Stored records:
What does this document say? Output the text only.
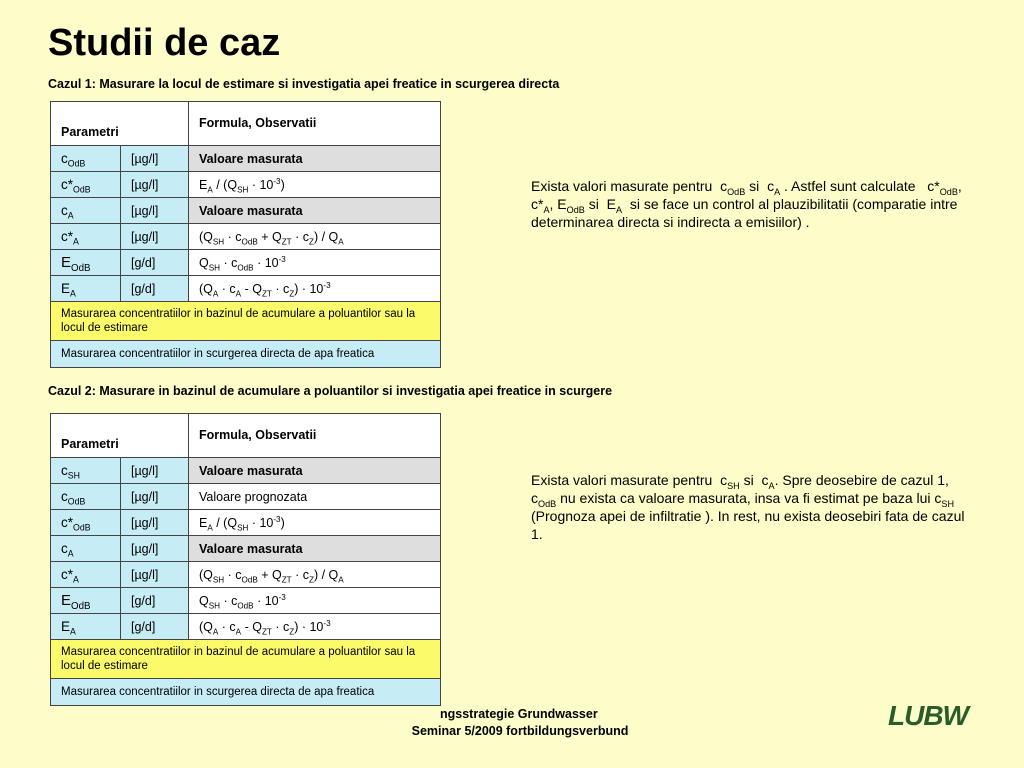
Studii de caz
Cazul 1: Masurare la locul de estimare si investigatia apei freatice in scurgerea directa
Parametri		Formula, Observatii
$c_{OdB}$	[µg/l]	Valoare masurata
$c*_{OdB}$	[µg/l]	$E_A / (Q_{SH} \cdot 10^{-3})$
$c_A$	[µg/l]	Valoare masurata
$c*_A$	[µg/l]	$(Q_{SH} \cdot c_{OdB} + Q_{ZT} \cdot c_Z) / Q_A$
$E_{OdB}$	[g/d]	$Q_{SH} \cdot c_{OdB} \cdot 10^{-3}$
$E_A$	[g/d]	$(Q_A \cdot c_A - Q_{ZT} \cdot c_Z) \cdot 10^{-3}$
Masurarea concentratiilor in bazinul de acumulare a poluantilor sau la locul de estimare		
Masurarea concentratiilor in scurgerea directa de apa freatica		
Exista valori masurate pentru  $c_{OdB}$ si  $c_A$ . Astfel sunt calculate   $c*_{OdB}$, $c*_A$, $E_{OdB}$ si  $E_A$  si se face un control al plauzibilitatii (comparatie intre determinarea directa si indirecta a emisiilor) .
Cazul 2: Masurare in bazinul de acumulare a poluantilor si investigatia apei freatice in scurgere
Parametri		Formula, Observatii
$c_{SH}$	[µg/l]	Valoare masurata
$c_{OdB}$	[µg/l]	Valoare prognozata
$c*_{OdB}$	[µg/l]	$E_A / (Q_{SH} \cdot 10^{-3})$
$c_A$	[µg/l]	Valoare masurata
$c*_A$	[µg/l]	$(Q_{SH} \cdot c_{OdB} + Q_{ZT} \cdot c_Z) / Q_A$
$E_{OdB}$	[g/d]	$Q_{SH} \cdot c_{OdB} \cdot 10^{-3}$
$E_A$	[g/d]	$(Q_A \cdot c_A - Q_{ZT} \cdot c_Z) \cdot 10^{-3}$
Masurarea concentratiilor in bazinul de acumulare a poluantilor sau la locul de estimare		
Masurarea concentratiilor in scurgerea directa de apa freatica		
Exista valori masurate pentru  $c_{SH}$ si  $c_A$. Spre deosebire de cazul 1,  $c_{OdB}$ nu exista ca valoare masurata, insa va fi estimat pe baza lui $c_{SH}$  (Prognoza apei de infiltratie ). In rest, nu exista deosebiri fata de cazul 1.
ngsstrategie Grundwasser
Seminar 5/2009 fortbildungsverbund	LUBW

» TASK DESCRIPTION:
Reproduce each line word for word and drop the pictures.

» FULL OUTPUT:
What does this document say? Output the text only.
Studii de caz
Cazul 1: Masurare la locul de estimare si investigatia apei freatice in scurgerea directa
Parametri		Formula, Observatii
$c_{OdB}$	[µg/l]	Valoare masurata
$c*_{OdB}$	[µg/l]	$E_A / (Q_{SH} \cdot 10^{-3})$
$c_A$	[µg/l]	Valoare masurata
$c*_A$	[µg/l]	$(Q_{SH} \cdot c_{OdB} + Q_{ZT} \cdot c_Z) / Q_A$
$E_{OdB}$	[g/d]	$Q_{SH} \cdot c_{OdB} \cdot 10^{-3}$
$E_A$	[g/d]	$(Q_A \cdot c_A - Q_{ZT} \cdot c_Z) \cdot 10^{-3}$
Masurarea concentratiilor in bazinul de acumulare a poluantilor sau la locul de estimare		
Masurarea concentratiilor in scurgerea directa de apa freatica		
Exista valori masurate pentru  $c_{OdB}$ si  $c_A$ . Astfel sunt calculate   $c*_{OdB}$, $c*_A$, $E_{OdB}$ si  $E_A$  si se face un control al plauzibilitatii (comparatie intre determinarea directa si indirecta a emisiilor) .
Cazul 2: Masurare in bazinul de acumulare a poluantilor si investigatia apei freatice in scurgere
Parametri		Formula, Observatii
$c_{SH}$	[µg/l]	Valoare masurata
$c_{OdB}$	[µg/l]	Valoare prognozata
$c*_{OdB}$	[µg/l]	$E_A / (Q_{SH} \cdot 10^{-3})$
$c_A$	[µg/l]	Valoare masurata
$c*_A$	[µg/l]	$(Q_{SH} \cdot c_{OdB} + Q_{ZT} \cdot c_Z) / Q_A$
$E_{OdB}$	[g/d]	$Q_{SH} \cdot c_{OdB} \cdot 10^{-3}$
$E_A$	[g/d]	$(Q_A \cdot c_A - Q_{ZT} \cdot c_Z) \cdot 10^{-3}$
Masurarea concentratiilor in bazinul de acumulare a poluantilor sau la locul de estimare		
Masurarea concentratiilor in scurgerea directa de apa freatica		
Exista valori masurate pentru  $c_{SH}$ si  $c_A$. Spre deosebire de cazul 1,  $c_{OdB}$ nu exista ca valoare masurata, insa va fi estimat pe baza lui $c_{SH}$  (Prognoza apei de infiltratie ). In rest, nu exista deosebiri fata de cazul 1.
ngsstrategie Grundwasser
Seminar 5/2009 fortbildungsverbund	LUBW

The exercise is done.